PROBLEM DESCRIPTION =>
Output all of the entries below precisely as written.

Extracted records
※
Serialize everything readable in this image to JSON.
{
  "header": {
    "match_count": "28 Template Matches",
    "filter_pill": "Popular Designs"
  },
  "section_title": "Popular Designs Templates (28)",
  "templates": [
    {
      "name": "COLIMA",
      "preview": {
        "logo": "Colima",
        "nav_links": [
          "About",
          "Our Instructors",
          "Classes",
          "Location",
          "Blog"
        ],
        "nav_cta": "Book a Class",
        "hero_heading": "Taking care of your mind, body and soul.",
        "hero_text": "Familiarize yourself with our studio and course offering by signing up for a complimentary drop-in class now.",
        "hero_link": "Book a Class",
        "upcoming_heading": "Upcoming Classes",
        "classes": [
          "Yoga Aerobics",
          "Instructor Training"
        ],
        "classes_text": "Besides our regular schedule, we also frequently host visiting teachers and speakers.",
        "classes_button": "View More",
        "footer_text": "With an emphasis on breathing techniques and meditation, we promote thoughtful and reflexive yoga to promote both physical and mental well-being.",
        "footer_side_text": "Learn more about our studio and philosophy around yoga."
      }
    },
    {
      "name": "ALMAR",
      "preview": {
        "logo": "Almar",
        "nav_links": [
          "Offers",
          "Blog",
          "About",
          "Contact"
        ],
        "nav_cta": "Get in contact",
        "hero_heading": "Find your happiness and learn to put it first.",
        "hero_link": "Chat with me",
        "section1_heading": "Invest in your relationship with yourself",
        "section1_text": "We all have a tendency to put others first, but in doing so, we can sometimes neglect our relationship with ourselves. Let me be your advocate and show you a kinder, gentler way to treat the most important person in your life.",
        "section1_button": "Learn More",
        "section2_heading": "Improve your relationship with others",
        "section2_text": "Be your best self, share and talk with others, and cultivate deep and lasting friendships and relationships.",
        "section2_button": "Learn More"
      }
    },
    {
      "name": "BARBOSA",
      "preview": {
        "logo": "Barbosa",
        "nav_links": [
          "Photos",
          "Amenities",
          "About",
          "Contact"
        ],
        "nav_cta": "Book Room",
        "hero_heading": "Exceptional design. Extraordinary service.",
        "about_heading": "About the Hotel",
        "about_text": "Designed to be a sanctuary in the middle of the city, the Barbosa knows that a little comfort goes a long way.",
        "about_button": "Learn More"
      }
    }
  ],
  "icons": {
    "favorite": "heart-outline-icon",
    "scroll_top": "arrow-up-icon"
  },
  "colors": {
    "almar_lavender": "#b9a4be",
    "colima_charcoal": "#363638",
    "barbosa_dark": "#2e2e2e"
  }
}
※
EXERCISE RESULT =>
Serialize everything readable in this image to JSON.
{
  "header": {
    "match_count": "28 Template Matches",
    "filter_pill": "Popular Designs"
  },
  "section_title": "Popular Designs Templates (28)",
  "templates": [
    {
      "name": "COLIMA",
      "preview": {
        "logo": "Colima",
        "nav_links": [
          "About",
          "Our Instructors",
          "Classes",
          "Location",
          "Blog"
        ],
        "nav_cta": "Book a Class",
        "hero_heading": "Taking care of your mind, body and soul.",
        "hero_text": "Familiarize yourself with our studio and course offering by signing up for a complimentary drop-in class now.",
        "hero_link": "Book a Class",
        "upcoming_heading": "Upcoming Classes",
        "classes": [
          "Yoga Aerobics",
          "Instructor Training"
        ],
        "classes_text": "Besides our regular schedule, we also frequently host visiting teachers and speakers.",
        "classes_button": "View More",
        "footer_text": "With an emphasis on breathing techniques and meditation, we promote thoughtful and reflexive yoga to promote both physical and mental well-being.",
        "footer_side_text": "Learn more about our studio and philosophy around yoga."
      }
    },
    {
      "name": "ALMAR",
      "preview": {
        "logo": "Almar",
        "nav_links": [
          "Offers",
          "Blog",
          "About",
          "Contact"
        ],
        "nav_cta": "Get in contact",
        "hero_heading": "Find your happiness and learn to put it first.",
        "hero_link": "Chat with me",
        "section1_heading": "Invest in your relationship with yourself",
        "section1_text": "We all have a tendency to put others first, but in doing so, we can sometimes neglect our relationship with ourselves. Let me be your advocate and show you a kinder, gentler way to treat the most important person in your life.",
        "section1_button": "Learn More",
        "section2_heading": "Improve your relationship with others",
        "section2_text": "Be your best self, share and talk with others, and cultivate deep and lasting friendships and relationships.",
        "section2_button": "Learn More"
      }
    },
    {
      "name": "BARBOSA",
      "preview": {
        "logo": "Barbosa",
        "nav_links": [
          "Photos",
          "Amenities",
          "About",
          "Contact"
        ],
        "nav_cta": "Book Room",
        "hero_heading": "Exceptional design. Extraordinary service.",
        "about_heading": "About the Hotel",
        "about_text": "Designed to be a sanctuary in the middle of the city, the Barbosa knows that a little comfort goes a long way.",
        "about_button": "Learn More"
      }
    }
  ],
  "icons": {
    "favorite": "heart-outline-icon",
    "scroll_top": "arrow-up-icon"
  },
  "colors": {
    "almar_lavender": "#b9a4be",
    "colima_charcoal": "#363638",
    "barbosa_dark": "#2e2e2e"
  }
}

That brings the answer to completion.